• [Requirement] Please copy out the rows below, starting at the line containing "footer-divider <box>142 359 573 360</box>" and ending at the line containing "close-icon[interactable]: ✕ <box>554", with both of those lines included.

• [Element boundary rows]
────────

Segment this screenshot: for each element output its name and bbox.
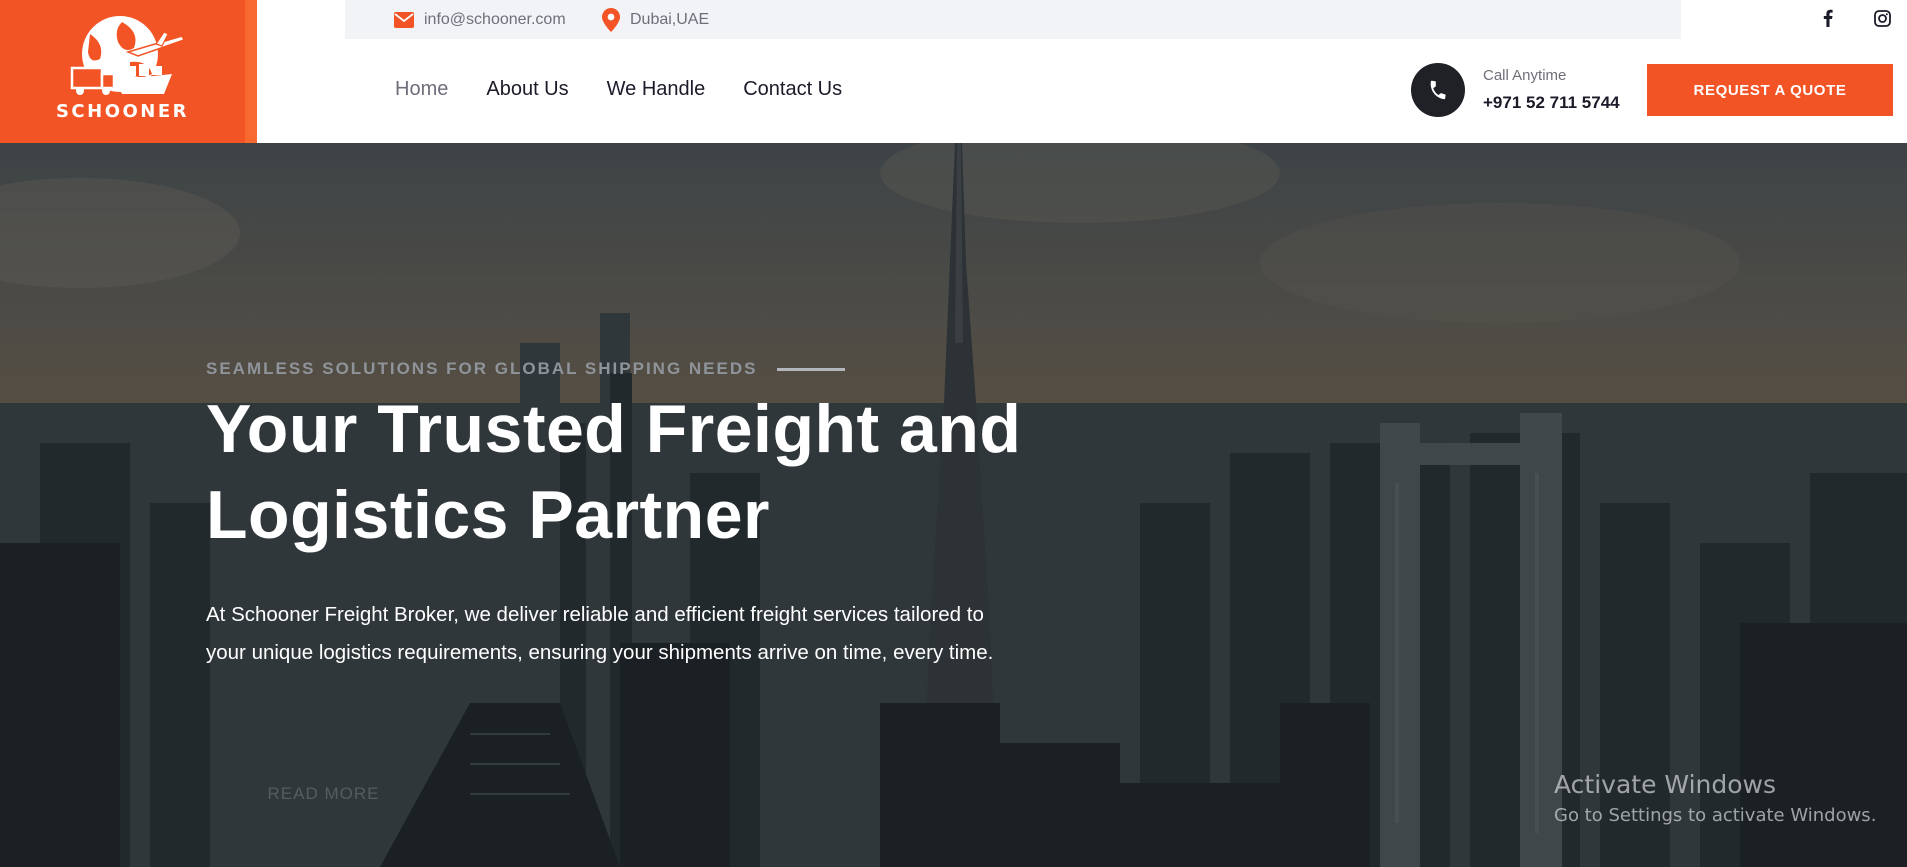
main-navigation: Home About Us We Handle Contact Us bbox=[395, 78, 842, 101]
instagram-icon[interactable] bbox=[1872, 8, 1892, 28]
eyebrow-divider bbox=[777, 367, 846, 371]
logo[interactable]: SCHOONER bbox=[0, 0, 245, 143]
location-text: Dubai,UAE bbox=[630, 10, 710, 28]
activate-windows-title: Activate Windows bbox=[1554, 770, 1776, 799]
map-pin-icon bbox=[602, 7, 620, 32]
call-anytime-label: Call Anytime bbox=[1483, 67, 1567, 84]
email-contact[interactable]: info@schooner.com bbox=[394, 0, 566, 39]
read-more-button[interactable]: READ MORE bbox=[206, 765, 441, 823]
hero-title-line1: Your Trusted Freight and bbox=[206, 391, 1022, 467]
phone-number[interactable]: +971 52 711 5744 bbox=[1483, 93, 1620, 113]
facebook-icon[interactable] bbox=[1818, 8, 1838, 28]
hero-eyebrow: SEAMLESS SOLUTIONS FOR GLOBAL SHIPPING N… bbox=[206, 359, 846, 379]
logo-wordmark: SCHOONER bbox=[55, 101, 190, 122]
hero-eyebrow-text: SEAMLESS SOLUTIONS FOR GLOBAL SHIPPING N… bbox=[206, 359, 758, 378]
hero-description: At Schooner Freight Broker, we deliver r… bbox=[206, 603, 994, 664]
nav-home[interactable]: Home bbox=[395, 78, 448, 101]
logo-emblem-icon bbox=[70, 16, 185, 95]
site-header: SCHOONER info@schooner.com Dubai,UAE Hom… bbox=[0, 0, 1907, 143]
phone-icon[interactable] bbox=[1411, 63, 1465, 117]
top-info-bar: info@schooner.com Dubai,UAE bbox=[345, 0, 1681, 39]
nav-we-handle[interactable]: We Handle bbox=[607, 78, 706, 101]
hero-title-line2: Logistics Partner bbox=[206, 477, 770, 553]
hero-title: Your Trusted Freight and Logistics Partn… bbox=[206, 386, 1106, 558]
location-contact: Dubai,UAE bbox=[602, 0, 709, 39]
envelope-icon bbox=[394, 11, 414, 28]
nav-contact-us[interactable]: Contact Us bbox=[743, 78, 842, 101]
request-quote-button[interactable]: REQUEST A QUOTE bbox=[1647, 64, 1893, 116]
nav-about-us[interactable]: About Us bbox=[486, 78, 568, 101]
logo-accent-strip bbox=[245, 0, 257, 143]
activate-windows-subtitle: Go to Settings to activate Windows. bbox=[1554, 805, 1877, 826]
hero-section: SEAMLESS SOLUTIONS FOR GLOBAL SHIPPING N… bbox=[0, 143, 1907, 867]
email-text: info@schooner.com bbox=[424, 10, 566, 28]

────────

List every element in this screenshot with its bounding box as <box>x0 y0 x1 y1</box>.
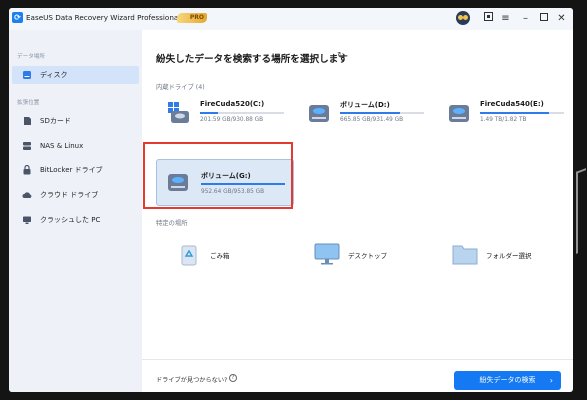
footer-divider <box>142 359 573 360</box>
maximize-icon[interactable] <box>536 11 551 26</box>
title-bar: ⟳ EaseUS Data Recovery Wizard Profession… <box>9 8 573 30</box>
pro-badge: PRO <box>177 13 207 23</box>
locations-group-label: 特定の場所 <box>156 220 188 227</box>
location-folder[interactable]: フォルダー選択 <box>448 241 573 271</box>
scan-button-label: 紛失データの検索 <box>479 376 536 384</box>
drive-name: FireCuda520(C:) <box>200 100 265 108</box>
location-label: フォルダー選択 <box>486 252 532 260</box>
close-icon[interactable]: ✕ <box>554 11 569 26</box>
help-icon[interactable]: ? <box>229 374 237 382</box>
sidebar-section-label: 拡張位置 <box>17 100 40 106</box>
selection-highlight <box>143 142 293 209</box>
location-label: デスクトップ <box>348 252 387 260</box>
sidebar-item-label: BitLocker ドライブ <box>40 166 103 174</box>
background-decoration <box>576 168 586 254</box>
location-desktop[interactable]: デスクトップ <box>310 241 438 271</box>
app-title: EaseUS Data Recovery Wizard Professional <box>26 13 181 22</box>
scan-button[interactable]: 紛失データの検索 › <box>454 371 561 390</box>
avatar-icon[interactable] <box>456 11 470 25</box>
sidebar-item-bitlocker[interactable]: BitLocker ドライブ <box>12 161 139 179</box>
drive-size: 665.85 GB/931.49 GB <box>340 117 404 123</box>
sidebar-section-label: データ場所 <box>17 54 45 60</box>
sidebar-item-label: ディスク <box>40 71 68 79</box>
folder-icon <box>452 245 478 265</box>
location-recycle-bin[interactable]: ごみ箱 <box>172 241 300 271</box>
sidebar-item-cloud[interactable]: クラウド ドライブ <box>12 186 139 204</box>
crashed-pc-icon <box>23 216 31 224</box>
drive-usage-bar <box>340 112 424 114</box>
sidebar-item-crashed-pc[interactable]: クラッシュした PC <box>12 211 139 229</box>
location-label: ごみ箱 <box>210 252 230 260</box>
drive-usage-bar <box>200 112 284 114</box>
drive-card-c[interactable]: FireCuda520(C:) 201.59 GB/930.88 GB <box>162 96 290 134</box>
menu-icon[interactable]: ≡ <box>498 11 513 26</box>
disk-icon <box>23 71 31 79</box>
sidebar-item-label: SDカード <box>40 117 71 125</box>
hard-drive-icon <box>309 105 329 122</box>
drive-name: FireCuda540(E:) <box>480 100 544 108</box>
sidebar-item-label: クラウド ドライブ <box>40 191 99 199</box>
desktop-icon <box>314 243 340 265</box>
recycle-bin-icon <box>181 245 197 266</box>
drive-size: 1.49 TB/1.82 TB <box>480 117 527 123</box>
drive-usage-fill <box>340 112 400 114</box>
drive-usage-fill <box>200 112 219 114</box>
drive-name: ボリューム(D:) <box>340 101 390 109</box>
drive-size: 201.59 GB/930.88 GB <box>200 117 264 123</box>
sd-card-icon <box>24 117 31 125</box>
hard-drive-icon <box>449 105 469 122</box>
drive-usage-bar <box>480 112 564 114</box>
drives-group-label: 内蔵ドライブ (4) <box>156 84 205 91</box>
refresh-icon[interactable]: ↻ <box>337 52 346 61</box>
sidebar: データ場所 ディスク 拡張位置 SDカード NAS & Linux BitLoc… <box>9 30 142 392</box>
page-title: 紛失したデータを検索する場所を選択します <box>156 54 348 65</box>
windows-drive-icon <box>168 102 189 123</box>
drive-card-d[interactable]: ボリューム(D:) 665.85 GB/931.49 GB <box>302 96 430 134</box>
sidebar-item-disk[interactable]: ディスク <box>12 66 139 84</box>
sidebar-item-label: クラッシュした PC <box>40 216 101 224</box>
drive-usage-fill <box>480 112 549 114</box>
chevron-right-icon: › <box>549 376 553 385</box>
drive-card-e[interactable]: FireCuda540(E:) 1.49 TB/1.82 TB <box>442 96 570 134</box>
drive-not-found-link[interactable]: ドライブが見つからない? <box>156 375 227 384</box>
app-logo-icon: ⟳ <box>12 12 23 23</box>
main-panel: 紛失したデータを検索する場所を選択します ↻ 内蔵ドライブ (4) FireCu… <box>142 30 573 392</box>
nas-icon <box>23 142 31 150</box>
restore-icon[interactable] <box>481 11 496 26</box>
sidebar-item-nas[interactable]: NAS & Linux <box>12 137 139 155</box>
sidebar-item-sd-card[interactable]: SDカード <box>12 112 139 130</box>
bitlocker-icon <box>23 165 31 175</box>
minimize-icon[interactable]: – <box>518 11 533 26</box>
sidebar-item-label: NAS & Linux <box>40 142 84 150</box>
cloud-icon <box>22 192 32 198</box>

────────

• [Answer in full]
footer-divider <box>142 359 573 360</box>
maximize-icon[interactable] <box>536 11 551 26</box>
title-bar: ⟳ EaseUS Data Recovery Wizard Profession… <box>9 8 573 30</box>
pro-badge: PRO <box>177 13 207 23</box>
locations-group-label: 特定の場所 <box>156 220 188 227</box>
location-folder[interactable]: フォルダー選択 <box>448 241 573 271</box>
scan-button-label: 紛失データの検索 <box>479 376 536 384</box>
drive-name: FireCuda520(C:) <box>200 100 265 108</box>
location-label: フォルダー選択 <box>486 252 532 260</box>
close-icon[interactable]: ✕ <box>554 11 569 26</box>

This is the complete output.